Report each line in the listing below that contains the string "EURJPY". Case counts.

Stored dataset items:

##########

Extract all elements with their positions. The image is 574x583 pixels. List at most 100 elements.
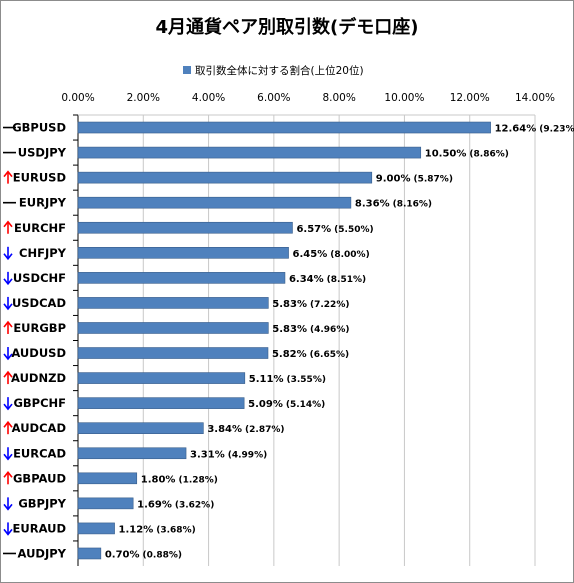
data-label-previous: (9.23%) [539, 125, 574, 135]
legend: 取引数全体に対する割合(上位20位) [183, 64, 364, 77]
bar [77, 397, 245, 409]
category-label: GBPJPY [18, 496, 66, 510]
down-arrow-icon [3, 296, 13, 311]
data-label-previous: (8.00%) [330, 250, 369, 260]
bar [77, 272, 286, 284]
category-label: EURCHF [14, 221, 66, 235]
category-label: AUDCAD [12, 421, 66, 435]
bar [77, 171, 373, 184]
data-label-value: 6.57% [296, 224, 331, 235]
up-arrow-icon [3, 320, 13, 334]
data-label-previous: (0.88%) [143, 550, 182, 560]
category-label: AUDNZD [11, 371, 66, 385]
bar [77, 347, 269, 359]
up-arrow-icon [3, 220, 13, 234]
bars [77, 121, 491, 560]
legend-label: 取引数全体に対する割合(上位20位) [195, 64, 364, 77]
data-label-value: 9.00% [376, 174, 411, 185]
bar [77, 447, 187, 460]
category-label: USDCHF [13, 271, 66, 285]
data-label: 9.00% (5.87%) [376, 174, 453, 185]
x-tick-label: 10.00% [384, 92, 424, 104]
data-label: 6.34% (8.51%) [289, 274, 366, 285]
data-label-value: 5.09% [248, 399, 283, 410]
data-label-previous: (4.96%) [310, 325, 349, 335]
down-arrow-icon [3, 271, 13, 286]
data-label-previous: (8.51%) [327, 275, 366, 285]
data-label-value: 0.70% [105, 549, 140, 560]
category-label: EURGBP [13, 321, 66, 335]
data-label: 1.12% (3.68%) [119, 524, 196, 535]
data-label-previous: (3.68%) [156, 525, 195, 535]
category-label: USDJPY [18, 146, 67, 160]
legend-swatch [183, 66, 191, 74]
x-axis-tick-labels: 0.00% 2.00% 4.00% 6.00% 8.00% 10.00% 12.00% 14.… [61, 92, 555, 104]
down-arrow-icon [3, 522, 13, 536]
x-tick-label: 0.00% [61, 92, 94, 104]
down-arrow-icon [3, 497, 13, 511]
data-label-value: 8.36% [355, 199, 390, 210]
gridlines [73, 114, 536, 566]
data-label: 5.11% (3.55%) [249, 374, 326, 385]
up-arrow-icon [3, 420, 13, 435]
data-label-previous: (3.62%) [175, 500, 214, 510]
up-arrow-icon [3, 471, 13, 485]
data-label-value: 3.84% [207, 424, 242, 435]
data-label-value: 1.12% [119, 524, 154, 535]
bar [77, 522, 115, 535]
data-label-previous: (6.65%) [310, 350, 349, 360]
category-label: EURUSD [13, 171, 66, 185]
data-label-value: 5.83% [272, 299, 307, 310]
bar [77, 322, 269, 334]
category-label: USDCAD [12, 296, 66, 310]
chart-title: 4月通貨ペア別取引数(デモ口座) [156, 16, 419, 38]
data-label-value: 1.80% [141, 474, 176, 485]
data-label-previous: (5.87%) [413, 175, 452, 185]
x-tick-label: 8.00% [322, 92, 355, 104]
down-arrow-icon [3, 447, 13, 461]
data-label-previous: (4.99%) [228, 450, 267, 460]
data-label-value: 6.34% [289, 274, 324, 285]
data-label-previous: (5.50%) [334, 225, 373, 235]
data-label-value: 6.45% [293, 249, 328, 260]
down-arrow-icon [3, 397, 13, 411]
category-label: AUDUSD [11, 346, 66, 360]
data-label-value: 5.11% [249, 374, 284, 385]
x-tick-label: 4.00% [192, 92, 225, 104]
data-label: 6.57% (5.50%) [296, 224, 373, 235]
data-label-previous: (8.16%) [393, 200, 432, 210]
category-labels: GBPUSD USDJPY EURUSD EURJPY EURCHF CHFJPY USDC… [3, 121, 67, 560]
x-tick-label: 12.00% [450, 92, 490, 104]
category-label: EURJPY [19, 196, 67, 210]
x-tick-label: 6.00% [257, 92, 290, 104]
bar [77, 247, 289, 259]
data-label: 12.64%(9.23%) [495, 124, 574, 135]
data-label: 5.82% (6.65%) [272, 349, 349, 360]
data-label-value: 5.82% [272, 349, 307, 360]
data-label-previous: (5.14%) [286, 400, 325, 410]
data-label-previous: (8.86%) [469, 150, 508, 160]
data-label-previous: (2.87%) [245, 425, 284, 435]
bar [77, 221, 293, 234]
category-label: EURAUD [13, 521, 66, 535]
up-arrow-icon [3, 170, 13, 184]
down-arrow-icon [3, 347, 13, 361]
bar [77, 372, 246, 384]
category-label: GBPUSD [12, 121, 66, 135]
bar [77, 297, 269, 309]
data-label-value: 3.31% [190, 449, 225, 460]
category-label: EURCAD [13, 446, 66, 460]
data-label: 5.09% (5.14%) [248, 399, 325, 410]
data-label: 1.69% (3.62%) [137, 499, 214, 510]
x-tick-label: 14.00% [515, 92, 555, 104]
data-label: 8.36% (8.16%) [355, 199, 432, 210]
bar [77, 422, 204, 434]
bar [77, 121, 491, 134]
data-label-previous: (7.22%) [310, 300, 349, 310]
category-label: CHFJPY [19, 246, 67, 260]
category-label: GBPAUD [13, 471, 66, 485]
data-label: 3.31% (4.99%) [190, 449, 267, 460]
bar [77, 472, 138, 485]
category-label: GBPCHF [13, 396, 66, 410]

##########

## Exercise solution
category-labels: GBPUSD USDJPY EURUSD EURJPY EURCHF CHFJPY USDC… [3, 121, 67, 560]
category-label: EURJPY [19, 196, 67, 210]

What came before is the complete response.